Instructions to follow:
Check each line of the listing below for the string "color", and give only how many lines hold it.
***** Excerpted data
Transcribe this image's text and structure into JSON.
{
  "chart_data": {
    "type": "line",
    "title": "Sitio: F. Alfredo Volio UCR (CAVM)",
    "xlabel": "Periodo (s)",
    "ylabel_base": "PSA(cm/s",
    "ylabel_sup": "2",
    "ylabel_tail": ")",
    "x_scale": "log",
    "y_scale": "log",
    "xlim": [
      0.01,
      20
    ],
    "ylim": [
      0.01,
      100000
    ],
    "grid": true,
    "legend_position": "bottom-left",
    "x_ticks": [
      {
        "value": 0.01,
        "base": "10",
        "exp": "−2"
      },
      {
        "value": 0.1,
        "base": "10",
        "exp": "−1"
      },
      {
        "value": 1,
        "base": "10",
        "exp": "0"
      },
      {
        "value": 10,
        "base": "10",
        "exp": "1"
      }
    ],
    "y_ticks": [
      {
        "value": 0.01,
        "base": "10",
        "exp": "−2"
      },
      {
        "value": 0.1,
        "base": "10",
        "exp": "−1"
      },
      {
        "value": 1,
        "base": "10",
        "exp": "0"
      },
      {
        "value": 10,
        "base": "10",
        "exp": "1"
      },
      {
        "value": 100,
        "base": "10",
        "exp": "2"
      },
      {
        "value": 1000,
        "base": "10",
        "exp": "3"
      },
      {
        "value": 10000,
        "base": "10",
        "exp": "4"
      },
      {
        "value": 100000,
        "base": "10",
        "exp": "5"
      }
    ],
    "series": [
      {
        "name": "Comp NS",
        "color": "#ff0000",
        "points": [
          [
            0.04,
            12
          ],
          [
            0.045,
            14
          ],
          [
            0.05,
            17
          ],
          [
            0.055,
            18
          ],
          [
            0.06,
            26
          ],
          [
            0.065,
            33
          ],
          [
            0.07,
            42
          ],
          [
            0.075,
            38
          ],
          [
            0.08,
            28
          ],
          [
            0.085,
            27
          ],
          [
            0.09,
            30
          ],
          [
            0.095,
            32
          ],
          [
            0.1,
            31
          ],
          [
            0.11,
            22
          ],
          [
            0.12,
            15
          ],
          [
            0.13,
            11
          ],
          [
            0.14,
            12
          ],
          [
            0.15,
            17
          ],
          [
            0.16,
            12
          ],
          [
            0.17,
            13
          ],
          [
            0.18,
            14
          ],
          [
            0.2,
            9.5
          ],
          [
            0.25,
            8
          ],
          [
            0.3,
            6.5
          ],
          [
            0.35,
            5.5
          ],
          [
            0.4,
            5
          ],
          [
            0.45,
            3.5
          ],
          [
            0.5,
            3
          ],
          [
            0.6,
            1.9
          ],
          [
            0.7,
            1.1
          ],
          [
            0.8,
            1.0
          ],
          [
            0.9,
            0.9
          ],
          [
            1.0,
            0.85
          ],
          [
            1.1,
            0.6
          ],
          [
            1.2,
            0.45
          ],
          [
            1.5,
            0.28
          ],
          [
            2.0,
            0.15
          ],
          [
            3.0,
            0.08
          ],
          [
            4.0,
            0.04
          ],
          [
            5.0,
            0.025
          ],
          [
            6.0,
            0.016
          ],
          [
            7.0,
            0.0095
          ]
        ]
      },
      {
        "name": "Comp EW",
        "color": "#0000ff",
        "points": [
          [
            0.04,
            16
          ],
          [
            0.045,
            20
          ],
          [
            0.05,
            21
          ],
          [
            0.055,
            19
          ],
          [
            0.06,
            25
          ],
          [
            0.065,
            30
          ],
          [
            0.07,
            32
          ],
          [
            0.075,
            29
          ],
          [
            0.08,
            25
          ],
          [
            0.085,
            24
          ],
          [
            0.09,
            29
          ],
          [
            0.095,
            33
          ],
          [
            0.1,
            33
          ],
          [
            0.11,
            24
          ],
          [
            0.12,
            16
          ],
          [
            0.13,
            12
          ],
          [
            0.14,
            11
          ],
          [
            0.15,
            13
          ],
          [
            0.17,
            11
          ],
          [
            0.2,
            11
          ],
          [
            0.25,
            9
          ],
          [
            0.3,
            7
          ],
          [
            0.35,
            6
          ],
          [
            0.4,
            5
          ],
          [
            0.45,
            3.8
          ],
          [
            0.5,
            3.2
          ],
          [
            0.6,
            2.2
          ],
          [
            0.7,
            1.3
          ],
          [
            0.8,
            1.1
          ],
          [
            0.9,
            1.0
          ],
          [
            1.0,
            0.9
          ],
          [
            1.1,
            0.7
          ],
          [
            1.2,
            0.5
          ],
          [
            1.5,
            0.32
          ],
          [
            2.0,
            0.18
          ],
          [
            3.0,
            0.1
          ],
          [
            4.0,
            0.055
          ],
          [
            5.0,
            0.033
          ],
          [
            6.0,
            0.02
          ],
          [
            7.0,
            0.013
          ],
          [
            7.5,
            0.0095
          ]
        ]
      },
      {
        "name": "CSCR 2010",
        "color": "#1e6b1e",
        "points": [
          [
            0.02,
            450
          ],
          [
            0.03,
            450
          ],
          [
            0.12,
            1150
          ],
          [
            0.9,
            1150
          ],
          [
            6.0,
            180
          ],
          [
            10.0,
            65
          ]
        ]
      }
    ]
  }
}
**********
Solution to the problem:
3